GIVEN TASK: Repeat the material verbatim. Images are excluded from the copy.

[Data entries]
+--

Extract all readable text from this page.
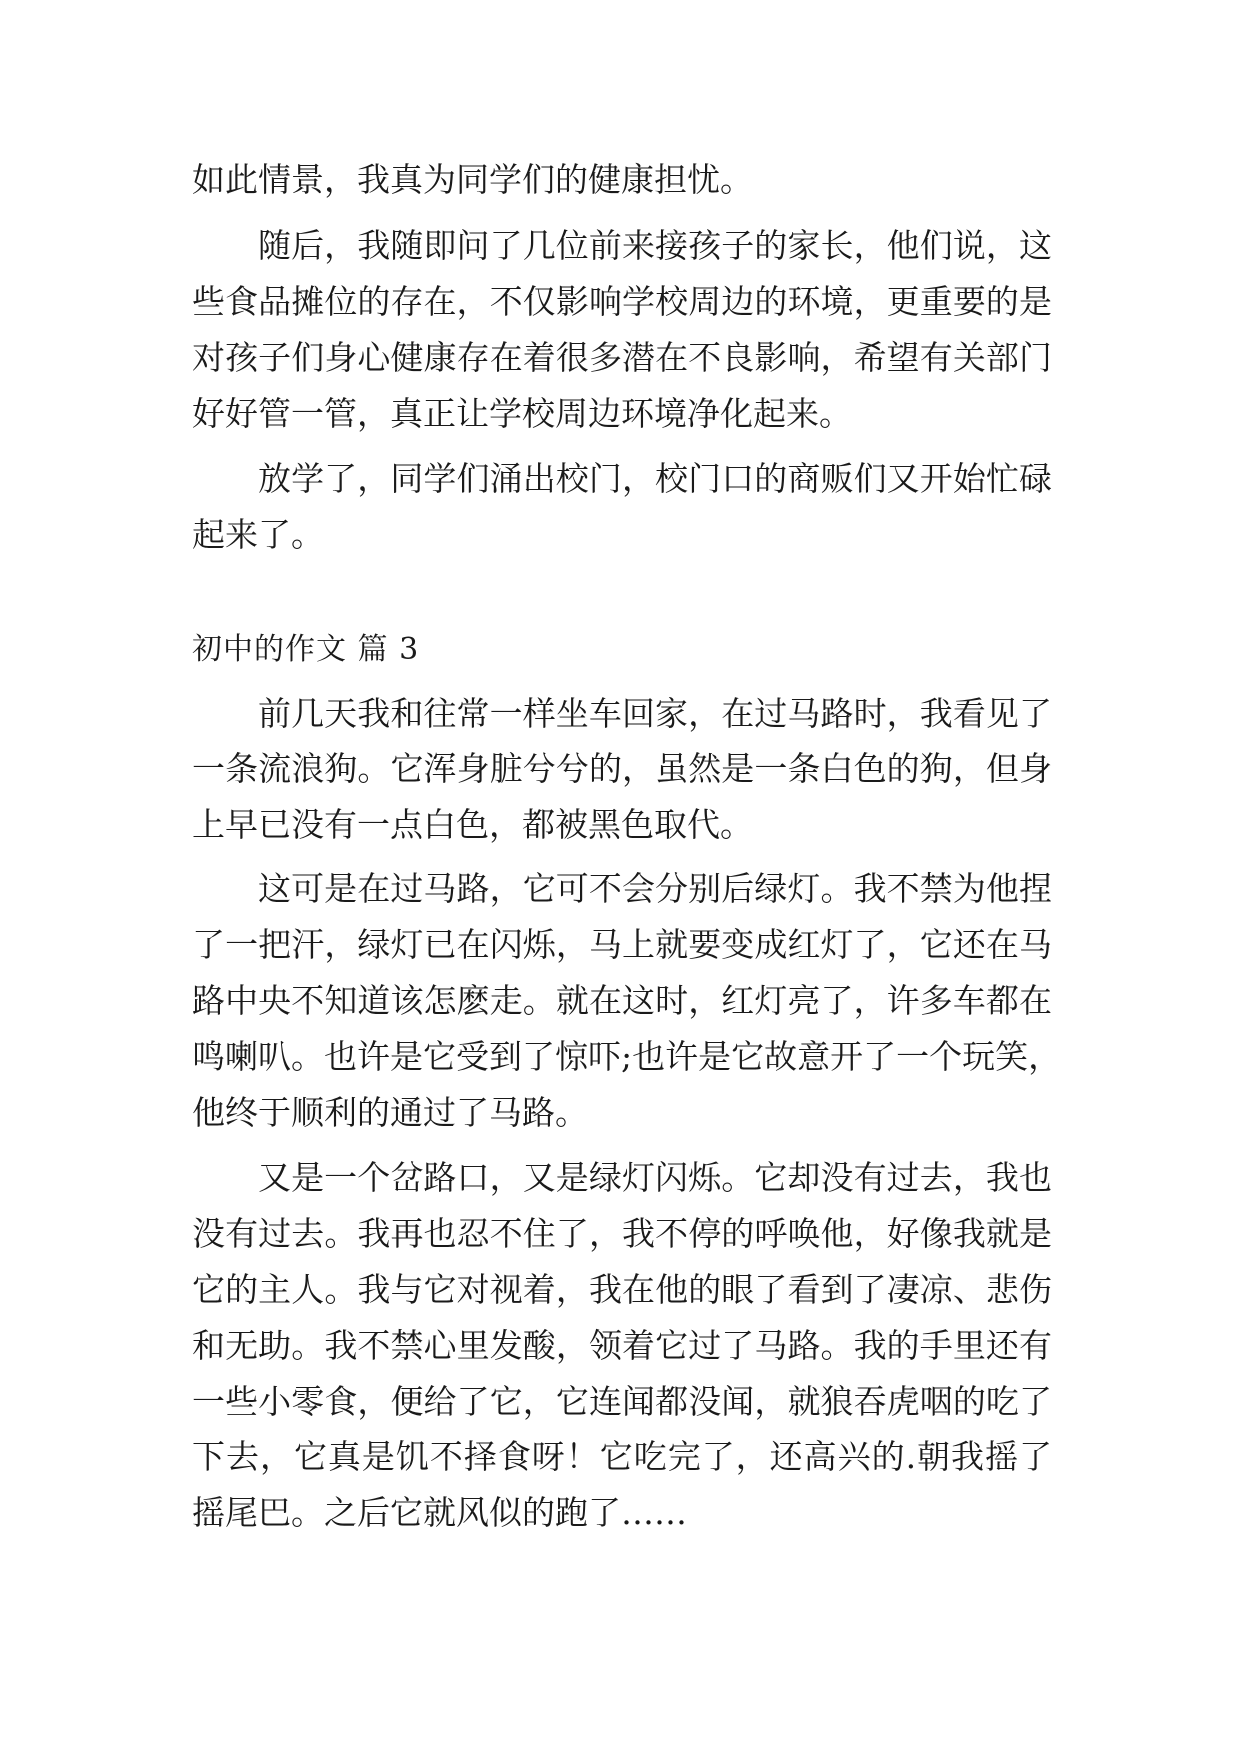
如此情景，我真为同学们的健康担忧。

随后，我随即问了几位前来接孩子的家长，他们说，这

些食品摊位的存在，不仅影响学校周边的环境，更重要的是

对孩子们身心健康存在着很多潜在不良影响，希望有关部门

好好管一管，真正让学校周边环境净化起来。

放学了，同学们涌出校门，校门口的商贩们又开始忙碌

起来了。

初中的作文 篇 3

前几天我和往常一样坐车回家，在过马路时，我看见了

一条流浪狗。它浑身脏兮兮的，虽然是一条白色的狗，但身

上早已没有一点白色，都被黑色取代。

这可是在过马路，它可不会分别后绿灯。我不禁为他捏

了一把汗，绿灯已在闪烁，马上就要变成红灯了，它还在马

路中央不知道该怎麽走。就在这时，红灯亮了，许多车都在

鸣喇叭。也许是它受到了惊吓;也许是它故意开了一个玩笑，

他终于顺利的通过了马路。

又是一个岔路口，又是绿灯闪烁。它却没有过去，我也

没有过去。我再也忍不住了，我不停的呼唤他，好像我就是

它的主人。我与它对视着，我在他的眼了看到了凄凉、悲伤

和无助。我不禁心里发酸，领着它过了马路。我的手里还有

一些小零食，便给了它，它连闻都没闻，就狼吞虎咽的吃了

下去，它真是饥不择食呀！它吃完了，还高兴的.朝我摇了

摇尾巴。之后它就风似的跑了……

+--

RESPONSE BELOW:
Extract all readable text from this page.
如此情景，我真为同学们的健康担忧。

随后，我随即问了几位前来接孩子的家长，他们说，这

些食品摊位的存在，不仅影响学校周边的环境，更重要的是

对孩子们身心健康存在着很多潜在不良影响，希望有关部门

好好管一管，真正让学校周边环境净化起来。

放学了，同学们涌出校门，校门口的商贩们又开始忙碌

起来了。

初中的作文 篇 3

前几天我和往常一样坐车回家，在过马路时，我看见了

一条流浪狗。它浑身脏兮兮的，虽然是一条白色的狗，但身

上早已没有一点白色，都被黑色取代。

这可是在过马路，它可不会分别后绿灯。我不禁为他捏

了一把汗，绿灯已在闪烁，马上就要变成红灯了，它还在马

路中央不知道该怎麽走。就在这时，红灯亮了，许多车都在

鸣喇叭。也许是它受到了惊吓;也许是它故意开了一个玩笑，

他终于顺利的通过了马路。

又是一个岔路口，又是绿灯闪烁。它却没有过去，我也

没有过去。我再也忍不住了，我不停的呼唤他，好像我就是

它的主人。我与它对视着，我在他的眼了看到了凄凉、悲伤

和无助。我不禁心里发酸，领着它过了马路。我的手里还有

一些小零食，便给了它，它连闻都没闻，就狼吞虎咽的吃了

下去，它真是饥不择食呀！它吃完了，还高兴的.朝我摇了

摇尾巴。之后它就风似的跑了……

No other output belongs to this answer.